**DIRECTION**
Reproduce the material in full, exactly as written.

(Data items)
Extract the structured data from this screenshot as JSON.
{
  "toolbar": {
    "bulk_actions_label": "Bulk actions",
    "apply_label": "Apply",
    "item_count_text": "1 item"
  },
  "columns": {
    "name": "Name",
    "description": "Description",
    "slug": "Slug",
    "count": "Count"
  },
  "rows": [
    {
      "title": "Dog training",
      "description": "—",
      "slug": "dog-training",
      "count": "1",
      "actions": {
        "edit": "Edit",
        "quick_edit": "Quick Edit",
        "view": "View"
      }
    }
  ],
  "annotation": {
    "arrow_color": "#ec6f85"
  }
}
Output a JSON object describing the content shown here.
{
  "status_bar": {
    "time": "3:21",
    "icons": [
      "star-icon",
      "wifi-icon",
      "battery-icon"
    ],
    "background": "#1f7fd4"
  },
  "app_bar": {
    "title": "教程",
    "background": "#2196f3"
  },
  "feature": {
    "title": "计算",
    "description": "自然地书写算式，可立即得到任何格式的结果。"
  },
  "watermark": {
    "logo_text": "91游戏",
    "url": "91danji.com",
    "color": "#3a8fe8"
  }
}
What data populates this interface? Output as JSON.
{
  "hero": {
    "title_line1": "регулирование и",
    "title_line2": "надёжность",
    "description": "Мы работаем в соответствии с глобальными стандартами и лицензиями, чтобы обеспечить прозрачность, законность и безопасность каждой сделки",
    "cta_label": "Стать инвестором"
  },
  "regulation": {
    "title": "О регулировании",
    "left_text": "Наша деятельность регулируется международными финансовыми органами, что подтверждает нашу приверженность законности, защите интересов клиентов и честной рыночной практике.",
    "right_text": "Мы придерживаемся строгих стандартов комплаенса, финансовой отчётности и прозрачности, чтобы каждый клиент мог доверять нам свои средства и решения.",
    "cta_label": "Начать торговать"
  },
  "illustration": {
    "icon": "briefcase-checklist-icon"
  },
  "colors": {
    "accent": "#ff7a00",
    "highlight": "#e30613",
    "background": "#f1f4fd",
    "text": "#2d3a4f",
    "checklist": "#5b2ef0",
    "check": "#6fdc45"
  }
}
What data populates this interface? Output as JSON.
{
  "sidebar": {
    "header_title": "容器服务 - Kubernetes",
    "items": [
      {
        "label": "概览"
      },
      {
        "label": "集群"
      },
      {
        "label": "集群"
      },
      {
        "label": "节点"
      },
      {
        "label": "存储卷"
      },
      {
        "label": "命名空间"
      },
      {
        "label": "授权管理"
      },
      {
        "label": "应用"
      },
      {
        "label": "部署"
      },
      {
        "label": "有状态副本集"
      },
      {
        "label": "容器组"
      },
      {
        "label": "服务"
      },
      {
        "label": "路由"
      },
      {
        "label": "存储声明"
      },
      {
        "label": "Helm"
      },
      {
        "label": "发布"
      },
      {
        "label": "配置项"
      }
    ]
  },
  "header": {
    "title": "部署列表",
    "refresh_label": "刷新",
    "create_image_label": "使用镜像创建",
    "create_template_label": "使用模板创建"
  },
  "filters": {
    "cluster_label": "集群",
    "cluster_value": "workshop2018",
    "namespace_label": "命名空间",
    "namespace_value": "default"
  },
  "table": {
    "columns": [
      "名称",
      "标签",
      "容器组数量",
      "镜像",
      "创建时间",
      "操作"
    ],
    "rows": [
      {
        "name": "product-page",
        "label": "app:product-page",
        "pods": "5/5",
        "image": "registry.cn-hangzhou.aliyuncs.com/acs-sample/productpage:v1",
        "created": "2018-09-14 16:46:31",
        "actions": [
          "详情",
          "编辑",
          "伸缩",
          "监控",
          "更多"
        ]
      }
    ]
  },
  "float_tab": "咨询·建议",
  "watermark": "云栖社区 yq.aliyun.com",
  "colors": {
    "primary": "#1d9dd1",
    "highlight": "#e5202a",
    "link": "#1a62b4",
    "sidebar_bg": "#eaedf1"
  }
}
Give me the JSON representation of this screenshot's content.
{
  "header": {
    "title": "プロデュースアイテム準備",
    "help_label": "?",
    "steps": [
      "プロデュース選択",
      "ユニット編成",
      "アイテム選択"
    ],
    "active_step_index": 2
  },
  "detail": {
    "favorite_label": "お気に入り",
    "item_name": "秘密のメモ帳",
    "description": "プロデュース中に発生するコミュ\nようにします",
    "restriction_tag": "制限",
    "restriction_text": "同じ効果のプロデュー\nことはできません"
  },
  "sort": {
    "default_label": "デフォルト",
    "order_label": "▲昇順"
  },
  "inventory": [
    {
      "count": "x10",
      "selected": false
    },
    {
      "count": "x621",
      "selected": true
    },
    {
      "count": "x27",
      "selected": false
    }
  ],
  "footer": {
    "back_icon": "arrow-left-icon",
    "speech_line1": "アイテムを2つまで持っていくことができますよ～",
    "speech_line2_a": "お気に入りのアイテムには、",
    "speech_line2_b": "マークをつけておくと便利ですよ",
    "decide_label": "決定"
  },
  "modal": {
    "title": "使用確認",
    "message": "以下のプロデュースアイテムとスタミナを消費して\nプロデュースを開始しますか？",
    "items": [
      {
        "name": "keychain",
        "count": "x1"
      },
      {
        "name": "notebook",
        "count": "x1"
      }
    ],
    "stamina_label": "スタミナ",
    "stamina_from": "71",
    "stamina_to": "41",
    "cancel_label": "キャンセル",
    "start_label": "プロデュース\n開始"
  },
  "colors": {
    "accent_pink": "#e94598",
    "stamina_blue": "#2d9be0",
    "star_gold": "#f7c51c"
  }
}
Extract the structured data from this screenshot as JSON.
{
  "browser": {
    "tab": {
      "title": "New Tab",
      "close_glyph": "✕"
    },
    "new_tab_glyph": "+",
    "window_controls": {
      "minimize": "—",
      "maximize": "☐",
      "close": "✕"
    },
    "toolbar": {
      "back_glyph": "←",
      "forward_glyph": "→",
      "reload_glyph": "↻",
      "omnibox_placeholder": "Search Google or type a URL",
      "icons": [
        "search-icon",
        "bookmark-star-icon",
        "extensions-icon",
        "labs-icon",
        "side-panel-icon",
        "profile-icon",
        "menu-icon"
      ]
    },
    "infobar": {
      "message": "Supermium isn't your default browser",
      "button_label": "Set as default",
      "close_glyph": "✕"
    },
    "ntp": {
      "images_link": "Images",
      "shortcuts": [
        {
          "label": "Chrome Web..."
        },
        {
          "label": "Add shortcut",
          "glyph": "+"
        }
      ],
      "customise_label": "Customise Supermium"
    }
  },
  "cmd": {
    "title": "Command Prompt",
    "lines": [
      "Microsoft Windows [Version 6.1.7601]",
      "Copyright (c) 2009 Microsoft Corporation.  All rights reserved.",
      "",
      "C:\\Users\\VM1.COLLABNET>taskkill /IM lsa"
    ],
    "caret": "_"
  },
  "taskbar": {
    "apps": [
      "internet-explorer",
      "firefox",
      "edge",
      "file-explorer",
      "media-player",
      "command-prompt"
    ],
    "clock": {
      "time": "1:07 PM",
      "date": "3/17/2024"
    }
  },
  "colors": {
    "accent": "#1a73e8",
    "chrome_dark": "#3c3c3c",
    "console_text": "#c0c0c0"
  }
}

**THE SOLUTION**
Extract the structured data from this screenshot as JSON.
{
  "toolbar": {
    "bulk_actions_label": "Bulk actions",
    "apply_label": "Apply",
    "item_count_text": "1 item"
  },
  "columns": {
    "name": "Name",
    "description": "Description",
    "slug": "Slug",
    "count": "Count"
  },
  "rows": [
    {
      "title": "Dog training",
      "description": "—",
      "slug": "dog-training",
      "count": "1",
      "actions": {
        "edit": "Edit",
        "quick_edit": "Quick Edit",
        "view": "View"
      }
    }
  ],
  "annotation": {
    "arrow_color": "#ec6f85"
  }
}
Output a JSON object describing the content shown here.
{
  "status_bar": {
    "time": "3:21",
    "icons": [
      "star-icon",
      "wifi-icon",
      "battery-icon"
    ],
    "background": "#1f7fd4"
  },
  "app_bar": {
    "title": "教程",
    "background": "#2196f3"
  },
  "feature": {
    "title": "计算",
    "description": "自然地书写算式，可立即得到任何格式的结果。"
  },
  "watermark": {
    "logo_text": "91游戏",
    "url": "91danji.com",
    "color": "#3a8fe8"
  }
}
What data populates this interface? Output as JSON.
{
  "hero": {
    "title_line1": "регулирование и",
    "title_line2": "надёжность",
    "description": "Мы работаем в соответствии с глобальными стандартами и лицензиями, чтобы обеспечить прозрачность, законность и безопасность каждой сделки",
    "cta_label": "Стать инвестором"
  },
  "regulation": {
    "title": "О регулировании",
    "left_text": "Наша деятельность регулируется международными финансовыми органами, что подтверждает нашу приверженность законности, защите интересов клиентов и честной рыночной практике.",
    "right_text": "Мы придерживаемся строгих стандартов комплаенса, финансовой отчётности и прозрачности, чтобы каждый клиент мог доверять нам свои средства и решения.",
    "cta_label": "Начать торговать"
  },
  "illustration": {
    "icon": "briefcase-checklist-icon"
  },
  "colors": {
    "accent": "#ff7a00",
    "highlight": "#e30613",
    "background": "#f1f4fd",
    "text": "#2d3a4f",
    "checklist": "#5b2ef0",
    "check": "#6fdc45"
  }
}
What data populates this interface? Output as JSON.
{
  "sidebar": {
    "header_title": "容器服务 - Kubernetes",
    "items": [
      {
        "label": "概览"
      },
      {
        "label": "集群"
      },
      {
        "label": "集群"
      },
      {
        "label": "节点"
      },
      {
        "label": "存储卷"
      },
      {
        "label": "命名空间"
      },
      {
        "label": "授权管理"
      },
      {
        "label": "应用"
      },
      {
        "label": "部署"
      },
      {
        "label": "有状态副本集"
      },
      {
        "label": "容器组"
      },
      {
        "label": "服务"
      },
      {
        "label": "路由"
      },
      {
        "label": "存储声明"
      },
      {
        "label": "Helm"
      },
      {
        "label": "发布"
      },
      {
        "label": "配置项"
      }
    ]
  },
  "header": {
    "title": "部署列表",
    "refresh_label": "刷新",
    "create_image_label": "使用镜像创建",
    "create_template_label": "使用模板创建"
  },
  "filters": {
    "cluster_label": "集群",
    "cluster_value": "workshop2018",
    "namespace_label": "命名空间",
    "namespace_value": "default"
  },
  "table": {
    "columns": [
      "名称",
      "标签",
      "容器组数量",
      "镜像",
      "创建时间",
      "操作"
    ],
    "rows": [
      {
        "name": "product-page",
        "label": "app:product-page",
        "pods": "5/5",
        "image": "registry.cn-hangzhou.aliyuncs.com/acs-sample/productpage:v1",
        "created": "2018-09-14 16:46:31",
        "actions": [
          "详情",
          "编辑",
          "伸缩",
          "监控",
          "更多"
        ]
      }
    ]
  },
  "float_tab": "咨询·建议",
  "watermark": "云栖社区 yq.aliyun.com",
  "colors": {
    "primary": "#1d9dd1",
    "highlight": "#e5202a",
    "link": "#1a62b4",
    "sidebar_bg": "#eaedf1"
  }
}
Give me the JSON representation of this screenshot's content.
{
  "header": {
    "title": "プロデュースアイテム準備",
    "help_label": "?",
    "steps": [
      "プロデュース選択",
      "ユニット編成",
      "アイテム選択"
    ],
    "active_step_index": 2
  },
  "detail": {
    "favorite_label": "お気に入り",
    "item_name": "秘密のメモ帳",
    "description": "プロデュース中に発生するコミュ\nようにします",
    "restriction_tag": "制限",
    "restriction_text": "同じ効果のプロデュー\nことはできません"
  },
  "sort": {
    "default_label": "デフォルト",
    "order_label": "▲昇順"
  },
  "inventory": [
    {
      "count": "x10",
      "selected": false
    },
    {
      "count": "x621",
      "selected": true
    },
    {
      "count": "x27",
      "selected": false
    }
  ],
  "footer": {
    "back_icon": "arrow-left-icon",
    "speech_line1": "アイテムを2つまで持っていくことができますよ～",
    "speech_line2_a": "お気に入りのアイテムには、",
    "speech_line2_b": "マークをつけておくと便利ですよ",
    "decide_label": "決定"
  },
  "modal": {
    "title": "使用確認",
    "message": "以下のプロデュースアイテムとスタミナを消費して\nプロデュースを開始しますか？",
    "items": [
      {
        "name": "keychain",
        "count": "x1"
      },
      {
        "name": "notebook",
        "count": "x1"
      }
    ],
    "stamina_label": "スタミナ",
    "stamina_from": "71",
    "stamina_to": "41",
    "cancel_label": "キャンセル",
    "start_label": "プロデュース\n開始"
  },
  "colors": {
    "accent_pink": "#e94598",
    "stamina_blue": "#2d9be0",
    "star_gold": "#f7c51c"
  }
}
Extract the structured data from this screenshot as JSON.
{
  "browser": {
    "tab": {
      "title": "New Tab",
      "close_glyph": "✕"
    },
    "new_tab_glyph": "+",
    "window_controls": {
      "minimize": "—",
      "maximize": "☐",
      "close": "✕"
    },
    "toolbar": {
      "back_glyph": "←",
      "forward_glyph": "→",
      "reload_glyph": "↻",
      "omnibox_placeholder": "Search Google or type a URL",
      "icons": [
        "search-icon",
        "bookmark-star-icon",
        "extensions-icon",
        "labs-icon",
        "side-panel-icon",
        "profile-icon",
        "menu-icon"
      ]
    },
    "infobar": {
      "message": "Supermium isn't your default browser",
      "button_label": "Set as default",
      "close_glyph": "✕"
    },
    "ntp": {
      "images_link": "Images",
      "shortcuts": [
        {
          "label": "Chrome Web..."
        },
        {
          "label": "Add shortcut",
          "glyph": "+"
        }
      ],
      "customise_label": "Customise Supermium"
    }
  },
  "cmd": {
    "title": "Command Prompt",
    "lines": [
      "Microsoft Windows [Version 6.1.7601]",
      "Copyright (c) 2009 Microsoft Corporation.  All rights reserved.",
      "",
      "C:\\Users\\VM1.COLLABNET>taskkill /IM lsa"
    ],
    "caret": "_"
  },
  "taskbar": {
    "apps": [
      "internet-explorer",
      "firefox",
      "edge",
      "file-explorer",
      "media-player",
      "command-prompt"
    ],
    "clock": {
      "time": "1:07 PM",
      "date": "3/17/2024"
    }
  },
  "colors": {
    "accent": "#1a73e8",
    "chrome_dark": "#3c3c3c",
    "console_text": "#c0c0c0"
  }
}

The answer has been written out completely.